- **Materials provided**

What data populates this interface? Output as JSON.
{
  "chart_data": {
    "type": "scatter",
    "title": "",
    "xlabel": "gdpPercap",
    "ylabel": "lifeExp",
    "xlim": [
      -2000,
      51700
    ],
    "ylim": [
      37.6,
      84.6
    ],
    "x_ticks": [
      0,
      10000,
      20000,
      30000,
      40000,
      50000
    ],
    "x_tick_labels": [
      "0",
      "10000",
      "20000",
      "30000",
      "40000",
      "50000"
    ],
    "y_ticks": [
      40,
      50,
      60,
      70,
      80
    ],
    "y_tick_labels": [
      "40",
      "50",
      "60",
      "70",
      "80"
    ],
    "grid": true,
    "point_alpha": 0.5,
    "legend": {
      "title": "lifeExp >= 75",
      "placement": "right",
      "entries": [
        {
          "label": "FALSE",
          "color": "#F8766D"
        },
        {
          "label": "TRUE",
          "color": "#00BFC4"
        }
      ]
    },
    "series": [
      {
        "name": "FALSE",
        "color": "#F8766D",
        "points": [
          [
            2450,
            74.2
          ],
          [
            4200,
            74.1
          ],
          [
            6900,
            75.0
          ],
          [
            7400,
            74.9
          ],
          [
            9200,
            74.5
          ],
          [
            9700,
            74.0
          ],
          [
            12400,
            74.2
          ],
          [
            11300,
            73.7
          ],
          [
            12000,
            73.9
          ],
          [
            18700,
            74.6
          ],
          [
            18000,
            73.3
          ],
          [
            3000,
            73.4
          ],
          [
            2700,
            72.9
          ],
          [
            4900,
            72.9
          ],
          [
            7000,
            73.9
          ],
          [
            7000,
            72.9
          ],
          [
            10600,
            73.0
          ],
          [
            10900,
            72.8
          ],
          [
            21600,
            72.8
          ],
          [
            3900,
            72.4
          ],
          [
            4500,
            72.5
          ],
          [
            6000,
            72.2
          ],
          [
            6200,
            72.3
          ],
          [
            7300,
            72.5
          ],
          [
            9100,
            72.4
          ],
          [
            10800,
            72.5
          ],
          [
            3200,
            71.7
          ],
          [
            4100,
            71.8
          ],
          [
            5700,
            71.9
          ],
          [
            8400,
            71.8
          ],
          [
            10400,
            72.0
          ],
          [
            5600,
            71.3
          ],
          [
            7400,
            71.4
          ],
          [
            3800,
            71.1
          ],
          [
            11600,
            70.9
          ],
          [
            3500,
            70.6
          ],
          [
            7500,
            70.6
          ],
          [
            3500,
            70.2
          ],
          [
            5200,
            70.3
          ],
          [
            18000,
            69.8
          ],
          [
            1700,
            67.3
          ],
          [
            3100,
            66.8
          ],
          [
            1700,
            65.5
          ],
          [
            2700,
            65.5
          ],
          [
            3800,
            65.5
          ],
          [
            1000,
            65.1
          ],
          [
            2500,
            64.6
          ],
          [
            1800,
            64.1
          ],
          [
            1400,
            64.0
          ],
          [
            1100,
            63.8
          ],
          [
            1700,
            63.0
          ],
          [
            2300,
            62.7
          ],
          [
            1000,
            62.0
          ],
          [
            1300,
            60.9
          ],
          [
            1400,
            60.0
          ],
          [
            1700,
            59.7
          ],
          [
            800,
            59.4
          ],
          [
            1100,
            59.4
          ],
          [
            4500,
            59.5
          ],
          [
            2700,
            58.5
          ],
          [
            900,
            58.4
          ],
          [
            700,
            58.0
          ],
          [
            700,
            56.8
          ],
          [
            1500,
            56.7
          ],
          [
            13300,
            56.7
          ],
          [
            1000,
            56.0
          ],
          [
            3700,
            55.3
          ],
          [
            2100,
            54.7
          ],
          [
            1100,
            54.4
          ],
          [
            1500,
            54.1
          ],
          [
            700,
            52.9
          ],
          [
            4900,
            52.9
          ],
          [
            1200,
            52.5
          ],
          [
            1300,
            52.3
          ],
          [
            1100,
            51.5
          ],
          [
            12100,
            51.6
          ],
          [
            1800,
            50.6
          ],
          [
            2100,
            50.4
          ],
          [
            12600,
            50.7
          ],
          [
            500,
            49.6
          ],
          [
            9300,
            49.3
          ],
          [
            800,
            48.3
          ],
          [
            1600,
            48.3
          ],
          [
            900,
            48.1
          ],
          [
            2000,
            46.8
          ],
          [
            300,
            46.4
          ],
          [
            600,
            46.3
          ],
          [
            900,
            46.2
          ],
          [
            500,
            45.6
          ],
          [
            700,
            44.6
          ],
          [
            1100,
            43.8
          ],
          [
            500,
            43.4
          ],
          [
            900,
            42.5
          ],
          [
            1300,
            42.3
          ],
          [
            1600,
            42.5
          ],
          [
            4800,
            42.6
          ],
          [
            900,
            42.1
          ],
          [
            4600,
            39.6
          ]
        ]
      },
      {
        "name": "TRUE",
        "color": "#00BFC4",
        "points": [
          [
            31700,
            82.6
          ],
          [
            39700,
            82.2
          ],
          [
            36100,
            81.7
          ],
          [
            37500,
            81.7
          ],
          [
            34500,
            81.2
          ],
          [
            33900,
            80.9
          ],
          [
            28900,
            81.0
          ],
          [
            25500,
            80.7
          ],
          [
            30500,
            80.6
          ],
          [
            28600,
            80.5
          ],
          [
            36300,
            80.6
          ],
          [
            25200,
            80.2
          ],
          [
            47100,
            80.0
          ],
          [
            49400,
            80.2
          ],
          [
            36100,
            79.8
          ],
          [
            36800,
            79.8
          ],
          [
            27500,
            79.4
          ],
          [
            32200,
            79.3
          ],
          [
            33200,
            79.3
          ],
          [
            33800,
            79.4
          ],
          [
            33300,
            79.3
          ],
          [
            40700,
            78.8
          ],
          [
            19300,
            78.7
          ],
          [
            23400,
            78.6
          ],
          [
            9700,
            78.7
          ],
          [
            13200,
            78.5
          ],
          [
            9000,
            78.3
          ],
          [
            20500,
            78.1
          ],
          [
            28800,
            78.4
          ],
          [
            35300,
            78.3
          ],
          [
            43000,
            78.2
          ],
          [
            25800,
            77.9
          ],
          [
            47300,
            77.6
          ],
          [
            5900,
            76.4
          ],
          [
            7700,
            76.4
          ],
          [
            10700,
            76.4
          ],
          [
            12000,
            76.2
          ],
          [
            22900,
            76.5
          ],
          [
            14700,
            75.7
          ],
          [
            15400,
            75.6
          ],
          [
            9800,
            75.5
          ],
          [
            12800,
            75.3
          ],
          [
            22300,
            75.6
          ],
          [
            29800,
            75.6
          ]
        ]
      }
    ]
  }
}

- **Work required**
Exactly as shown, repeat every record.

- **Full solution**
What data populates this interface? Output as JSON.
{
  "chart_data": {
    "type": "scatter",
    "title": "",
    "xlabel": "gdpPercap",
    "ylabel": "lifeExp",
    "xlim": [
      -2000,
      51700
    ],
    "ylim": [
      37.6,
      84.6
    ],
    "x_ticks": [
      0,
      10000,
      20000,
      30000,
      40000,
      50000
    ],
    "x_tick_labels": [
      "0",
      "10000",
      "20000",
      "30000",
      "40000",
      "50000"
    ],
    "y_ticks": [
      40,
      50,
      60,
      70,
      80
    ],
    "y_tick_labels": [
      "40",
      "50",
      "60",
      "70",
      "80"
    ],
    "grid": true,
    "point_alpha": 0.5,
    "legend": {
      "title": "lifeExp >= 75",
      "placement": "right",
      "entries": [
        {
          "label": "FALSE",
          "color": "#F8766D"
        },
        {
          "label": "TRUE",
          "color": "#00BFC4"
        }
      ]
    },
    "series": [
      {
        "name": "FALSE",
        "color": "#F8766D",
        "points": [
          [
            2450,
            74.2
          ],
          [
            4200,
            74.1
          ],
          [
            6900,
            75.0
          ],
          [
            7400,
            74.9
          ],
          [
            9200,
            74.5
          ],
          [
            9700,
            74.0
          ],
          [
            12400,
            74.2
          ],
          [
            11300,
            73.7
          ],
          [
            12000,
            73.9
          ],
          [
            18700,
            74.6
          ],
          [
            18000,
            73.3
          ],
          [
            3000,
            73.4
          ],
          [
            2700,
            72.9
          ],
          [
            4900,
            72.9
          ],
          [
            7000,
            73.9
          ],
          [
            7000,
            72.9
          ],
          [
            10600,
            73.0
          ],
          [
            10900,
            72.8
          ],
          [
            21600,
            72.8
          ],
          [
            3900,
            72.4
          ],
          [
            4500,
            72.5
          ],
          [
            6000,
            72.2
          ],
          [
            6200,
            72.3
          ],
          [
            7300,
            72.5
          ],
          [
            9100,
            72.4
          ],
          [
            10800,
            72.5
          ],
          [
            3200,
            71.7
          ],
          [
            4100,
            71.8
          ],
          [
            5700,
            71.9
          ],
          [
            8400,
            71.8
          ],
          [
            10400,
            72.0
          ],
          [
            5600,
            71.3
          ],
          [
            7400,
            71.4
          ],
          [
            3800,
            71.1
          ],
          [
            11600,
            70.9
          ],
          [
            3500,
            70.6
          ],
          [
            7500,
            70.6
          ],
          [
            3500,
            70.2
          ],
          [
            5200,
            70.3
          ],
          [
            18000,
            69.8
          ],
          [
            1700,
            67.3
          ],
          [
            3100,
            66.8
          ],
          [
            1700,
            65.5
          ],
          [
            2700,
            65.5
          ],
          [
            3800,
            65.5
          ],
          [
            1000,
            65.1
          ],
          [
            2500,
            64.6
          ],
          [
            1800,
            64.1
          ],
          [
            1400,
            64.0
          ],
          [
            1100,
            63.8
          ],
          [
            1700,
            63.0
          ],
          [
            2300,
            62.7
          ],
          [
            1000,
            62.0
          ],
          [
            1300,
            60.9
          ],
          [
            1400,
            60.0
          ],
          [
            1700,
            59.7
          ],
          [
            800,
            59.4
          ],
          [
            1100,
            59.4
          ],
          [
            4500,
            59.5
          ],
          [
            2700,
            58.5
          ],
          [
            900,
            58.4
          ],
          [
            700,
            58.0
          ],
          [
            700,
            56.8
          ],
          [
            1500,
            56.7
          ],
          [
            13300,
            56.7
          ],
          [
            1000,
            56.0
          ],
          [
            3700,
            55.3
          ],
          [
            2100,
            54.7
          ],
          [
            1100,
            54.4
          ],
          [
            1500,
            54.1
          ],
          [
            700,
            52.9
          ],
          [
            4900,
            52.9
          ],
          [
            1200,
            52.5
          ],
          [
            1300,
            52.3
          ],
          [
            1100,
            51.5
          ],
          [
            12100,
            51.6
          ],
          [
            1800,
            50.6
          ],
          [
            2100,
            50.4
          ],
          [
            12600,
            50.7
          ],
          [
            500,
            49.6
          ],
          [
            9300,
            49.3
          ],
          [
            800,
            48.3
          ],
          [
            1600,
            48.3
          ],
          [
            900,
            48.1
          ],
          [
            2000,
            46.8
          ],
          [
            300,
            46.4
          ],
          [
            600,
            46.3
          ],
          [
            900,
            46.2
          ],
          [
            500,
            45.6
          ],
          [
            700,
            44.6
          ],
          [
            1100,
            43.8
          ],
          [
            500,
            43.4
          ],
          [
            900,
            42.5
          ],
          [
            1300,
            42.3
          ],
          [
            1600,
            42.5
          ],
          [
            4800,
            42.6
          ],
          [
            900,
            42.1
          ],
          [
            4600,
            39.6
          ]
        ]
      },
      {
        "name": "TRUE",
        "color": "#00BFC4",
        "points": [
          [
            31700,
            82.6
          ],
          [
            39700,
            82.2
          ],
          [
            36100,
            81.7
          ],
          [
            37500,
            81.7
          ],
          [
            34500,
            81.2
          ],
          [
            33900,
            80.9
          ],
          [
            28900,
            81.0
          ],
          [
            25500,
            80.7
          ],
          [
            30500,
            80.6
          ],
          [
            28600,
            80.5
          ],
          [
            36300,
            80.6
          ],
          [
            25200,
            80.2
          ],
          [
            47100,
            80.0
          ],
          [
            49400,
            80.2
          ],
          [
            36100,
            79.8
          ],
          [
            36800,
            79.8
          ],
          [
            27500,
            79.4
          ],
          [
            32200,
            79.3
          ],
          [
            33200,
            79.3
          ],
          [
            33800,
            79.4
          ],
          [
            33300,
            79.3
          ],
          [
            40700,
            78.8
          ],
          [
            19300,
            78.7
          ],
          [
            23400,
            78.6
          ],
          [
            9700,
            78.7
          ],
          [
            13200,
            78.5
          ],
          [
            9000,
            78.3
          ],
          [
            20500,
            78.1
          ],
          [
            28800,
            78.4
          ],
          [
            35300,
            78.3
          ],
          [
            43000,
            78.2
          ],
          [
            25800,
            77.9
          ],
          [
            47300,
            77.6
          ],
          [
            5900,
            76.4
          ],
          [
            7700,
            76.4
          ],
          [
            10700,
            76.4
          ],
          [
            12000,
            76.2
          ],
          [
            22900,
            76.5
          ],
          [
            14700,
            75.7
          ],
          [
            15400,
            75.6
          ],
          [
            9800,
            75.5
          ],
          [
            12800,
            75.3
          ],
          [
            22300,
            75.6
          ],
          [
            29800,
            75.6
          ]
        ]
      }
    ]
  }
}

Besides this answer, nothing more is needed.